**WORK TO COMPLETE:** In the records that follow, locate every line with "short" and extract it.

**DATA TO USE:**
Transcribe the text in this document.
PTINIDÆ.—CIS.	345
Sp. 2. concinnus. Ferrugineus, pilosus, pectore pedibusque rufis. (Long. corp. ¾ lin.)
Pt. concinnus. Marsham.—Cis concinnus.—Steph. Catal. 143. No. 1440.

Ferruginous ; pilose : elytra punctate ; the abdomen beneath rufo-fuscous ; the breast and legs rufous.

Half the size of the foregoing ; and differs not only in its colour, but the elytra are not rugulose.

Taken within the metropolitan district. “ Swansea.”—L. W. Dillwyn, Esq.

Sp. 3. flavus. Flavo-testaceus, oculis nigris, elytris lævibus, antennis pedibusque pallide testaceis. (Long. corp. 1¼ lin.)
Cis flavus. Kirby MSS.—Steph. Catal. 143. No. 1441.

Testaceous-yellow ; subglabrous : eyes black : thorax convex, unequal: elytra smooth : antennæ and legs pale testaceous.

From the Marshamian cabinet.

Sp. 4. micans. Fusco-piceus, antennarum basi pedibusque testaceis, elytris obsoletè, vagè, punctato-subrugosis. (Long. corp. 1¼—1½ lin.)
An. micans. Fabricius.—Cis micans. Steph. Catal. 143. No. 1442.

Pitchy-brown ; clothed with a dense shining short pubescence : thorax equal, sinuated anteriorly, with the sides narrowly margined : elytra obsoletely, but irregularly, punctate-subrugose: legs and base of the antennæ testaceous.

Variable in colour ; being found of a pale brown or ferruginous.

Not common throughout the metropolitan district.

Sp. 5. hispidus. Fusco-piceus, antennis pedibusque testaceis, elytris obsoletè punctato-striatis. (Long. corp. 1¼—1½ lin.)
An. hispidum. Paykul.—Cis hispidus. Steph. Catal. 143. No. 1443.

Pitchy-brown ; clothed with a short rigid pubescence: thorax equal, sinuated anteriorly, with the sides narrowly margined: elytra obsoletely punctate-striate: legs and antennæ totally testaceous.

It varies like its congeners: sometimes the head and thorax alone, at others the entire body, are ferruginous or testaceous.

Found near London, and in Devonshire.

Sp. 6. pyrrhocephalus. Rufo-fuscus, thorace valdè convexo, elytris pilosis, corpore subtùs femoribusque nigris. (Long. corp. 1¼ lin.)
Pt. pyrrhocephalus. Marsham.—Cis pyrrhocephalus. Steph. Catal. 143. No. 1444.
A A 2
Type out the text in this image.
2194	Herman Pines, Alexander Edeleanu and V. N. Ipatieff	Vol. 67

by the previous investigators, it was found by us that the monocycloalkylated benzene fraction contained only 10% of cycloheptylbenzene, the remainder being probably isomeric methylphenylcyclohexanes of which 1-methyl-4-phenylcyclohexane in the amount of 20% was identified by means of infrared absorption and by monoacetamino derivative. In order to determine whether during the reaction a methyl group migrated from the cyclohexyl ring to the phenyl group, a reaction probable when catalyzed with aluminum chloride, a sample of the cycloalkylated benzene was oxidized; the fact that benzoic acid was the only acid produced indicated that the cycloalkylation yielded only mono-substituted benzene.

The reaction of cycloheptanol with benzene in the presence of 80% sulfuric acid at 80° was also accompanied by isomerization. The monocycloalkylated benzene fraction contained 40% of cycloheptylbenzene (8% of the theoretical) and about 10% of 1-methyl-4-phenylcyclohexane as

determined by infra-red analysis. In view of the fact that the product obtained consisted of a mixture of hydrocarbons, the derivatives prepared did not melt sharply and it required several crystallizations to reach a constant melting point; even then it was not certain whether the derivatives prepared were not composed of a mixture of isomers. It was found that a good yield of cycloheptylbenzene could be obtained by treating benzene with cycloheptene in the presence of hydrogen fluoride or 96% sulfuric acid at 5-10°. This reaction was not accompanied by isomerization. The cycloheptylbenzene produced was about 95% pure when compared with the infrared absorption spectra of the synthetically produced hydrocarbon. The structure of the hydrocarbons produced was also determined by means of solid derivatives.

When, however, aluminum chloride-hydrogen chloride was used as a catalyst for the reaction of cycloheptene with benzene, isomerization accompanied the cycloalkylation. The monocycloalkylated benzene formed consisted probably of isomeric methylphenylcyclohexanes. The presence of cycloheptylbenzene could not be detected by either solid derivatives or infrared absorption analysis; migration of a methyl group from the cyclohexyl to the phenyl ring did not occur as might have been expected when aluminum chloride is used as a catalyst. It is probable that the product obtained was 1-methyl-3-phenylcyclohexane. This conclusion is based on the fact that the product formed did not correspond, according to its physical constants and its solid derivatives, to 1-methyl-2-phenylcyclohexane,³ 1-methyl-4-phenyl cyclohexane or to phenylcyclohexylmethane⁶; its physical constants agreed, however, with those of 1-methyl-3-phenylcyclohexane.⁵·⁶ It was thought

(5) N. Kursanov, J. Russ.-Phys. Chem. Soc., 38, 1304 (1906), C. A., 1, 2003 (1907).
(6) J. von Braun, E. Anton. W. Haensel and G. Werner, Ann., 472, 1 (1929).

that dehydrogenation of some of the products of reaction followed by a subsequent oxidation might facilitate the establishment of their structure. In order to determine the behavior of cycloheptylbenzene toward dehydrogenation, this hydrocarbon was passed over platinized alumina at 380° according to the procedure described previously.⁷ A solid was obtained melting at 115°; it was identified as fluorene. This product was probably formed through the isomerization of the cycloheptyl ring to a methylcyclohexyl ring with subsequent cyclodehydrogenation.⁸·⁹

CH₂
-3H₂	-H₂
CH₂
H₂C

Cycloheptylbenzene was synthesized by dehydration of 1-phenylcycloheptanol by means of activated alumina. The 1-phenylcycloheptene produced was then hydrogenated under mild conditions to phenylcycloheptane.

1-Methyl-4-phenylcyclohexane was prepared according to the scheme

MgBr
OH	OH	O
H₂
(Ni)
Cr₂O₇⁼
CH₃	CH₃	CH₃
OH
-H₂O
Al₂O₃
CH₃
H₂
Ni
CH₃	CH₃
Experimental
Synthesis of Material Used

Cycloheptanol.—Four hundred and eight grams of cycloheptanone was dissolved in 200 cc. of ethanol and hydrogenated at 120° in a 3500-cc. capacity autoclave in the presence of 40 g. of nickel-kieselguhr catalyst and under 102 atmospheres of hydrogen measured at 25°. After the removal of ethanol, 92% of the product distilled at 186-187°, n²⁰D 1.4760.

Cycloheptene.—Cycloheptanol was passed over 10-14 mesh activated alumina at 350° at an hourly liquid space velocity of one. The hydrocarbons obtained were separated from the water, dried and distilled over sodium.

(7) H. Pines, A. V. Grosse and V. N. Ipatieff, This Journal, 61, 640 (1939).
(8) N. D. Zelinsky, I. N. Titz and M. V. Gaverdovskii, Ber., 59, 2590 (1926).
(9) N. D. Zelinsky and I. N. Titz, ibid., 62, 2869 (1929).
...
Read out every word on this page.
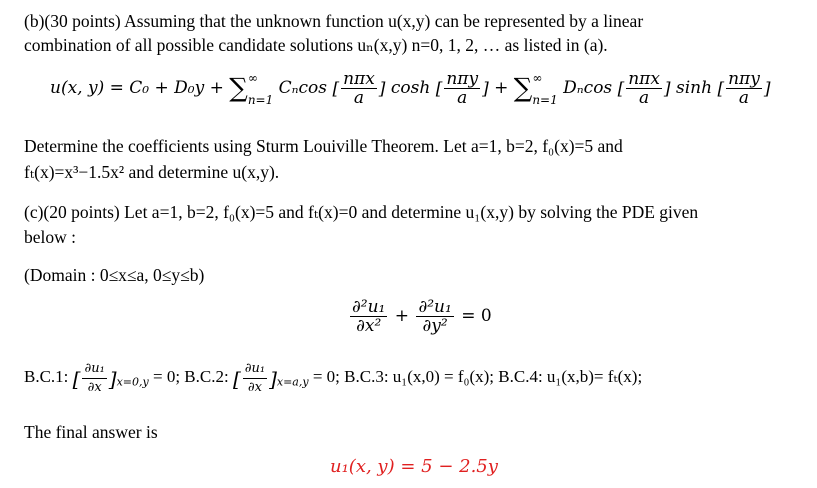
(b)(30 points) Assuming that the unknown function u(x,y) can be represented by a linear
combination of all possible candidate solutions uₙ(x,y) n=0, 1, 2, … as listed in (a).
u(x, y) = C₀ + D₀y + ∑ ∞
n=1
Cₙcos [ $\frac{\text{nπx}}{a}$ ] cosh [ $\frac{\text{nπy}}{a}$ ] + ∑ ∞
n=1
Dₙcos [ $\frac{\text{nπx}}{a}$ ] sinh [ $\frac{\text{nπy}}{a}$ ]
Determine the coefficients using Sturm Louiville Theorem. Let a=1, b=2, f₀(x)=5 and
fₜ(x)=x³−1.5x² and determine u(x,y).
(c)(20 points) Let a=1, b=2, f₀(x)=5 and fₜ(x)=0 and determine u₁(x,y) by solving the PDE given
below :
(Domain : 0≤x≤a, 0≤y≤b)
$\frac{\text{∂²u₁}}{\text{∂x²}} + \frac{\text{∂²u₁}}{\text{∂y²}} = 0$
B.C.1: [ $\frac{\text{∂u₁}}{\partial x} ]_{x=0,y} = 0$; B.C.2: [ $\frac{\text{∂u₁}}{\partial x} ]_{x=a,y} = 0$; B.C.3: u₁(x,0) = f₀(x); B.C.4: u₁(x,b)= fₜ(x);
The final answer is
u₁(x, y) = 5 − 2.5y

**EXERCISE ANSWER:**
Pitchy-brown ; clothed with a dense shining short pubescence : thorax equal, sinuated anteriorly, with the sides narrowly margined : elytra obsoletely, but irregularly, punctate-subrugose: legs and base of the antennæ testaceous.
Pitchy-brown ; clothed with a short rigid pubescence: thorax equal, sinuated anteriorly, with the sides narrowly margined: elytra obsoletely punctate-striate: legs and antennæ totally testaceous.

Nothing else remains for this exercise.